§ Stored dataset items

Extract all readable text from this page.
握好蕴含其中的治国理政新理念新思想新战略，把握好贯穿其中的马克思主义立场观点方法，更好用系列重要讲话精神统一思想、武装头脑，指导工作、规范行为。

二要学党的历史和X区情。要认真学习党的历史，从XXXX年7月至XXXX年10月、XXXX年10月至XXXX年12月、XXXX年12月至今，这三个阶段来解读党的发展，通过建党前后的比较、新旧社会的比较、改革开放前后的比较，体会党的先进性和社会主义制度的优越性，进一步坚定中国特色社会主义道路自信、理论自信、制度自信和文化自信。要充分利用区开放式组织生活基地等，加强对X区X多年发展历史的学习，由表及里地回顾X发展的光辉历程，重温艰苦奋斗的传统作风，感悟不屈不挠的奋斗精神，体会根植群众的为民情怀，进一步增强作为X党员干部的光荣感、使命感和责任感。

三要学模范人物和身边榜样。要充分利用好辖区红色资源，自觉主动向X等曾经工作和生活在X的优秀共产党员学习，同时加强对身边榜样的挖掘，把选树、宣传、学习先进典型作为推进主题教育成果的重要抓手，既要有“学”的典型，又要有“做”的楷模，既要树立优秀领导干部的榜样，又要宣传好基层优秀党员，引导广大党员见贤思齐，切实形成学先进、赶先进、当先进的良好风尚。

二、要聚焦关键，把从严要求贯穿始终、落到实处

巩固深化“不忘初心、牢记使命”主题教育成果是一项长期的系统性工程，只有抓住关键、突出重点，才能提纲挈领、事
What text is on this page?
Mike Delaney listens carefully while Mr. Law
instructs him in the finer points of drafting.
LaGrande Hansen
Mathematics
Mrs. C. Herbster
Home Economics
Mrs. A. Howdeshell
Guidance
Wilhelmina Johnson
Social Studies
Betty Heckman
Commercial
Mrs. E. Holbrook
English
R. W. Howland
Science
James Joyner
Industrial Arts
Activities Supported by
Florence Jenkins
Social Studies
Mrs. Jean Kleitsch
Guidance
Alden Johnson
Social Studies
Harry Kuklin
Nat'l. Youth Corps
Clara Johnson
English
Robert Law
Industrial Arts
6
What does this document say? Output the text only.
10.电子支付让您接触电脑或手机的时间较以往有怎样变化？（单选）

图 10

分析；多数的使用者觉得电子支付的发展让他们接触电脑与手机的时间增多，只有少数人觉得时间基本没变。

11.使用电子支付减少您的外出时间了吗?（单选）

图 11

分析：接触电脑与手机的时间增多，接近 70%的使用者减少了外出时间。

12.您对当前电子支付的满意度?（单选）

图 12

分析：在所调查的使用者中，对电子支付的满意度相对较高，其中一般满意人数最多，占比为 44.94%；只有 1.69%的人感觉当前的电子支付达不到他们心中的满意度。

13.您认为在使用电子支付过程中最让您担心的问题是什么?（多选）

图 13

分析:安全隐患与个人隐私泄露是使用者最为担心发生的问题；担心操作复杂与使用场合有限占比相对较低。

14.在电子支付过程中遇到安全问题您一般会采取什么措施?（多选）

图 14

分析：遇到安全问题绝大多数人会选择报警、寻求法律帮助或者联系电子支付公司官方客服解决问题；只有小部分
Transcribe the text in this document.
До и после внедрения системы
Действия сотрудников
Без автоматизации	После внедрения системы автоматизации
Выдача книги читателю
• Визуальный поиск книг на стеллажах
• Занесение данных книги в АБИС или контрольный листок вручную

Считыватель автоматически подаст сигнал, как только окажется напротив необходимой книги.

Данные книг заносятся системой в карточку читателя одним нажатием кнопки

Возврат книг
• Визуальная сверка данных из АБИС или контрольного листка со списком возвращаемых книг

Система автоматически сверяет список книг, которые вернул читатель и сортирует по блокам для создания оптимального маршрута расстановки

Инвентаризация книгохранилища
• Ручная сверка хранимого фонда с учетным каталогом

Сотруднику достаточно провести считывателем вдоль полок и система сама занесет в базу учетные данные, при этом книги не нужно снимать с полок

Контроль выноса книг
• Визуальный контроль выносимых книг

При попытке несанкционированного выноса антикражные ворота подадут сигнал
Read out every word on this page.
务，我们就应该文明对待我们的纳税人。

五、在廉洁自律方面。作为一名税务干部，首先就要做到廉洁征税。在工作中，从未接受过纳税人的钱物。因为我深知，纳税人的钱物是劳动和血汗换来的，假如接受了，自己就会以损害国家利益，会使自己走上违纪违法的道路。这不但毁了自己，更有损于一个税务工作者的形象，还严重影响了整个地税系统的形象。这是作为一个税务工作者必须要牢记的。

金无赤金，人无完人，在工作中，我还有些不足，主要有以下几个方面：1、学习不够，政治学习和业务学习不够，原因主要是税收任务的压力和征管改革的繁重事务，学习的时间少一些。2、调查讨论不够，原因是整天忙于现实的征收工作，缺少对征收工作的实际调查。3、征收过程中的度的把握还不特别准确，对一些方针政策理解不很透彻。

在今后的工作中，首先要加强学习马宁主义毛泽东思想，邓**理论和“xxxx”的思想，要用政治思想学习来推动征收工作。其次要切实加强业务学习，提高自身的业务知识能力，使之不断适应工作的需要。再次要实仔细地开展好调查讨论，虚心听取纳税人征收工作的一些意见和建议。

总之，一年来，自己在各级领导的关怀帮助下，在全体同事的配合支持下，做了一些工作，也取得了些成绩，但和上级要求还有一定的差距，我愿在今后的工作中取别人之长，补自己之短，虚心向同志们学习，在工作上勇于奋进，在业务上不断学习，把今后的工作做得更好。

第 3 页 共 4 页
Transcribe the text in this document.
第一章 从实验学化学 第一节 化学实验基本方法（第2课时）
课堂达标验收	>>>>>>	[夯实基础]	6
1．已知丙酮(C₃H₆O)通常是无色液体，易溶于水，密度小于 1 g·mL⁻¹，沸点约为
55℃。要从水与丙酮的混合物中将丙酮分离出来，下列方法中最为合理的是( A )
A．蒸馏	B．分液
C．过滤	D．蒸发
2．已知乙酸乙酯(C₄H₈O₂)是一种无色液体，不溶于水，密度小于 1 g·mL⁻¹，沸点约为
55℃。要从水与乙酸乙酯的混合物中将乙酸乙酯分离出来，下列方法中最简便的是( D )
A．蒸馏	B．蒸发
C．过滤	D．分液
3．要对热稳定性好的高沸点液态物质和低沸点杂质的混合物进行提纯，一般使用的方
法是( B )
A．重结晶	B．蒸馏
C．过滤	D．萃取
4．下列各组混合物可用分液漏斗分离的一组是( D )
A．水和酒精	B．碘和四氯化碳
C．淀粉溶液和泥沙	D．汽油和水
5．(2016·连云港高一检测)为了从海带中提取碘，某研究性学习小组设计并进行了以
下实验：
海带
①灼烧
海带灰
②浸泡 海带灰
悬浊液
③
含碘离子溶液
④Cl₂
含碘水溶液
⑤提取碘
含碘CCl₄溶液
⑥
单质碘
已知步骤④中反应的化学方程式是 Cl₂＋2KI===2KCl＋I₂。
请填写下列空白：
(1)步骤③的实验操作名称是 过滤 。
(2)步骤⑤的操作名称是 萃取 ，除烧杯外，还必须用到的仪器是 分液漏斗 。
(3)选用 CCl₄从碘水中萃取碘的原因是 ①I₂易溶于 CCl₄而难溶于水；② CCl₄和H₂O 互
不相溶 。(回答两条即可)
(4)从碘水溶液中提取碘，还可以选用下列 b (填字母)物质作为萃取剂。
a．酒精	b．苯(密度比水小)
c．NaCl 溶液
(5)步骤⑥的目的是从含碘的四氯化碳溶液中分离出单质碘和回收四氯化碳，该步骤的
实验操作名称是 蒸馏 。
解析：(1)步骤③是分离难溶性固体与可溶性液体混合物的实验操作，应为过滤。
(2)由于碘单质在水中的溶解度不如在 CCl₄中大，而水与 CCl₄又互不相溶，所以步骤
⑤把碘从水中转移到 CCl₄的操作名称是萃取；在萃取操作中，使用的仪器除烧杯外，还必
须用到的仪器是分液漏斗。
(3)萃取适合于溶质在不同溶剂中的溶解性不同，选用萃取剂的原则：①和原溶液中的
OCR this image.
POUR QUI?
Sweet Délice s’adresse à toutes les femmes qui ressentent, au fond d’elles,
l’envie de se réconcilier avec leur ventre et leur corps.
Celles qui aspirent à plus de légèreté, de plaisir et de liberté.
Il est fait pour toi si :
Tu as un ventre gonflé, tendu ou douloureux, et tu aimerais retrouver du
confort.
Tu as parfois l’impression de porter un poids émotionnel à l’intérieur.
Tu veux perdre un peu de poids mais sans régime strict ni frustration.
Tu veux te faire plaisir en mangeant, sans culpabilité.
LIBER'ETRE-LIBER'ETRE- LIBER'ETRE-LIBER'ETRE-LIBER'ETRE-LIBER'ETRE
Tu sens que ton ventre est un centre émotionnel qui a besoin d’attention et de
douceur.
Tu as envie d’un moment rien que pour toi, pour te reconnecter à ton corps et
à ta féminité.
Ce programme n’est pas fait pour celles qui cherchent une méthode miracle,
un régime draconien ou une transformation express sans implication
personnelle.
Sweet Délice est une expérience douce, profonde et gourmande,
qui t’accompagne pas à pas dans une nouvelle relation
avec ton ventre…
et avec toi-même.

§ Your instructions
How many lines in the records above contain the word "poids"? Reply with the number alone.

§ Solution to this exercise
2